YOUR OBJECTIVE: Reproduce the listing word for word, leaving every picture behind.

GIVEN RECORDS:
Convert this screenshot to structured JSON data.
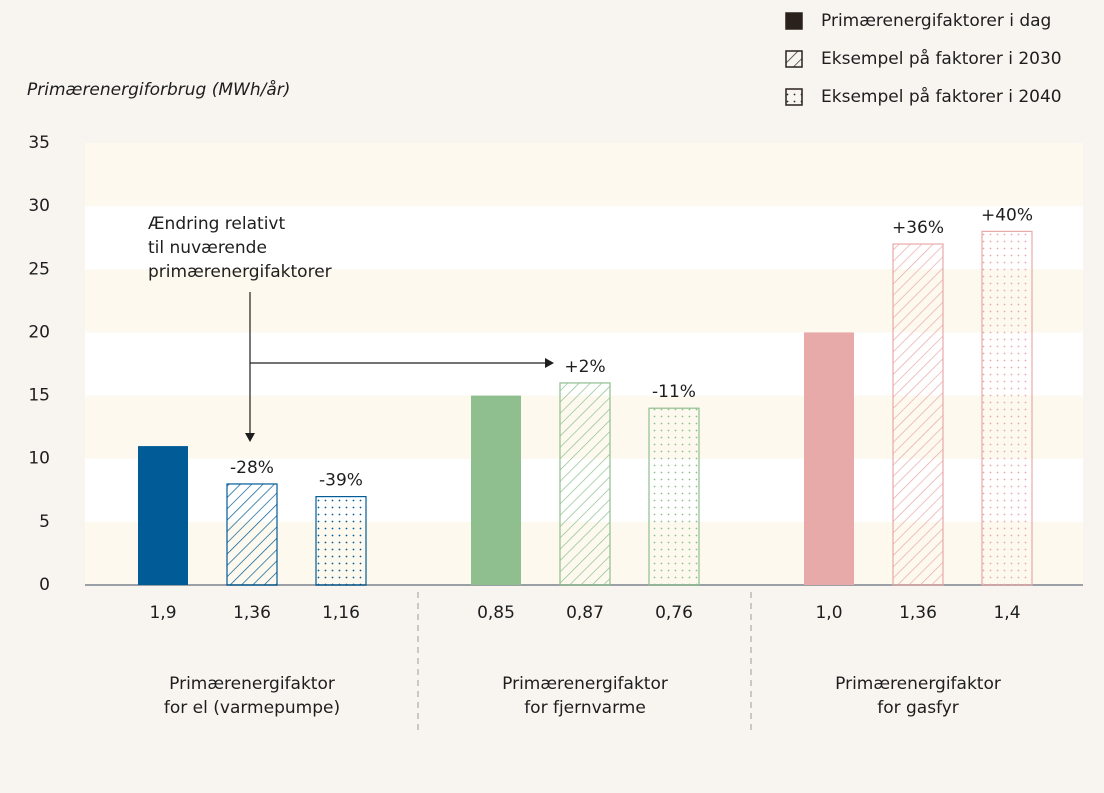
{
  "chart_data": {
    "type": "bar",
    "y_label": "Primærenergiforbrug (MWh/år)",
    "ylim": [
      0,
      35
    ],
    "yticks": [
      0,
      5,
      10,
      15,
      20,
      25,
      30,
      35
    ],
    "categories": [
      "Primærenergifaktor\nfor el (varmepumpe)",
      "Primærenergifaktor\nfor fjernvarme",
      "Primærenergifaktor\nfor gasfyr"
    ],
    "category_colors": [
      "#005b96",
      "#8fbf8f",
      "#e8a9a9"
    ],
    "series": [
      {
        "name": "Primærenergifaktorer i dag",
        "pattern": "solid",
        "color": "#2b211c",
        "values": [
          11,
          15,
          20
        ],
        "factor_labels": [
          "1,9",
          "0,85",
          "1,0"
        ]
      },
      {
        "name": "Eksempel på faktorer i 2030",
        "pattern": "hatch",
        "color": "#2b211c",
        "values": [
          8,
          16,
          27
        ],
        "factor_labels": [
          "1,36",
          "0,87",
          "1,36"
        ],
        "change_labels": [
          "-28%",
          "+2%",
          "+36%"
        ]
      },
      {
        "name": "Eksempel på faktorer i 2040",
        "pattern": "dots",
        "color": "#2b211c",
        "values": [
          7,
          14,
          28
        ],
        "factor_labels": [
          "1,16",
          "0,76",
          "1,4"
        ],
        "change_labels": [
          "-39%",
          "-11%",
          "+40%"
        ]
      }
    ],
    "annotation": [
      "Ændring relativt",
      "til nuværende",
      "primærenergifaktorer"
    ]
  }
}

RESULT OF THIS EXERCISE:
Convert this screenshot to structured JSON data.
{
  "chart_data": {
    "type": "bar",
    "y_label": "Primærenergiforbrug (MWh/år)",
    "ylim": [
      0,
      35
    ],
    "yticks": [
      0,
      5,
      10,
      15,
      20,
      25,
      30,
      35
    ],
    "categories": [
      "Primærenergifaktor\nfor el (varmepumpe)",
      "Primærenergifaktor\nfor fjernvarme",
      "Primærenergifaktor\nfor gasfyr"
    ],
    "category_colors": [
      "#005b96",
      "#8fbf8f",
      "#e8a9a9"
    ],
    "series": [
      {
        "name": "Primærenergifaktorer i dag",
        "pattern": "solid",
        "color": "#2b211c",
        "values": [
          11,
          15,
          20
        ],
        "factor_labels": [
          "1,9",
          "0,85",
          "1,0"
        ]
      },
      {
        "name": "Eksempel på faktorer i 2030",
        "pattern": "hatch",
        "color": "#2b211c",
        "values": [
          8,
          16,
          27
        ],
        "factor_labels": [
          "1,36",
          "0,87",
          "1,36"
        ],
        "change_labels": [
          "-28%",
          "+2%",
          "+36%"
        ]
      },
      {
        "name": "Eksempel på faktorer i 2040",
        "pattern": "dots",
        "color": "#2b211c",
        "values": [
          7,
          14,
          28
        ],
        "factor_labels": [
          "1,16",
          "0,76",
          "1,4"
        ],
        "change_labels": [
          "-39%",
          "-11%",
          "+40%"
        ]
      }
    ],
    "annotation": [
      "Ændring relativt",
      "til nuværende",
      "primærenergifaktorer"
    ]
  }
}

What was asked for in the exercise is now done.